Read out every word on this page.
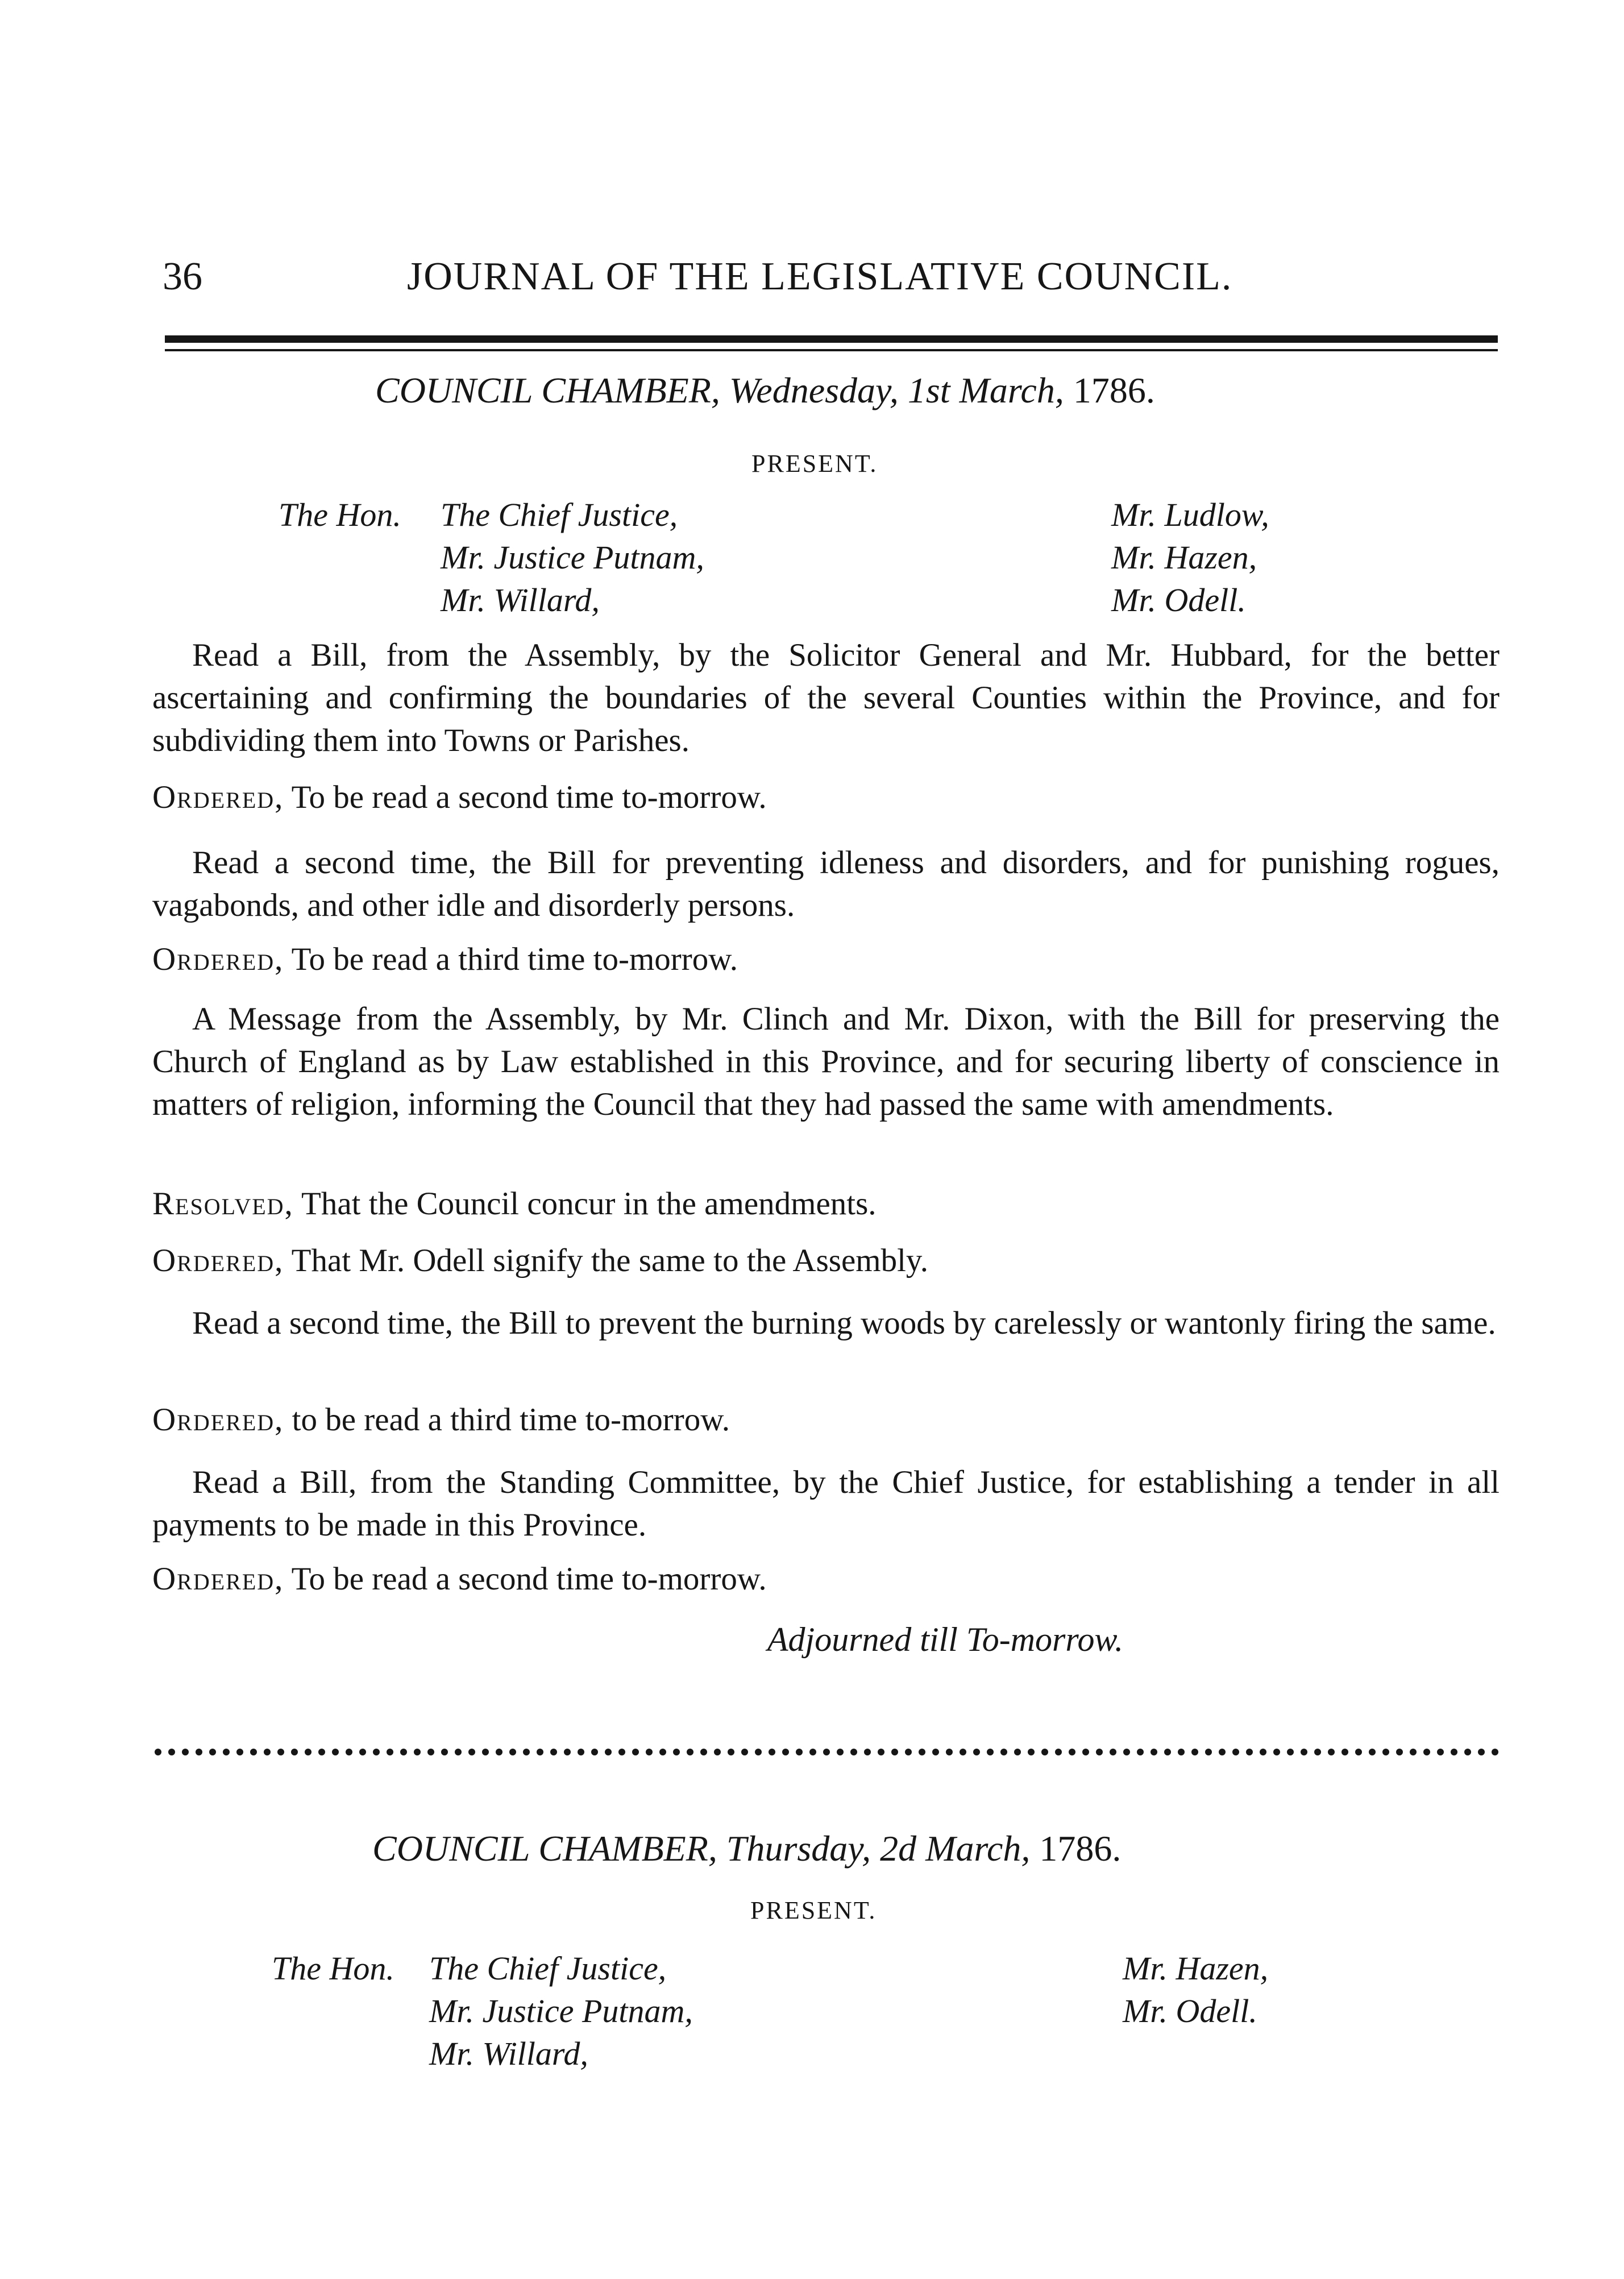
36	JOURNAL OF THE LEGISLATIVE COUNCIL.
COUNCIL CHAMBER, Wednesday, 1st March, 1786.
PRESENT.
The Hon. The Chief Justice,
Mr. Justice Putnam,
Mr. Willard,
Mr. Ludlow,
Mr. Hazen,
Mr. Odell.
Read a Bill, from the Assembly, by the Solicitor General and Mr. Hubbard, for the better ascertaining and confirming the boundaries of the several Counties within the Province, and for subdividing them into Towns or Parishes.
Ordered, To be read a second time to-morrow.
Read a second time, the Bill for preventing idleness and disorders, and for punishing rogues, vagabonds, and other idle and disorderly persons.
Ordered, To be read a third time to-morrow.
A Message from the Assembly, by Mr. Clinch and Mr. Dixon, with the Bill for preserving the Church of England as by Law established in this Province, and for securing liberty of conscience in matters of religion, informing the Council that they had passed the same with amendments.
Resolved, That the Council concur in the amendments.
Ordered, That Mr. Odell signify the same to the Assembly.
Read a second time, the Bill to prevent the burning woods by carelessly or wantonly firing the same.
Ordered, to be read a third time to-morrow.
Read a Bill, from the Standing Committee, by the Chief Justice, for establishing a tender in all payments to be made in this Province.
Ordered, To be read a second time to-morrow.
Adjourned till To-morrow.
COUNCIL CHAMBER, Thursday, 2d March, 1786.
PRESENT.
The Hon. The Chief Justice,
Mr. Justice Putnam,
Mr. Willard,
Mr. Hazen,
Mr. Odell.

_WHAT IS ASKED_:
How many lines of these entries contain "morrow"? Answer with the number and nothing else.

_SOLUTION FOR THIS PROBLEM_:
5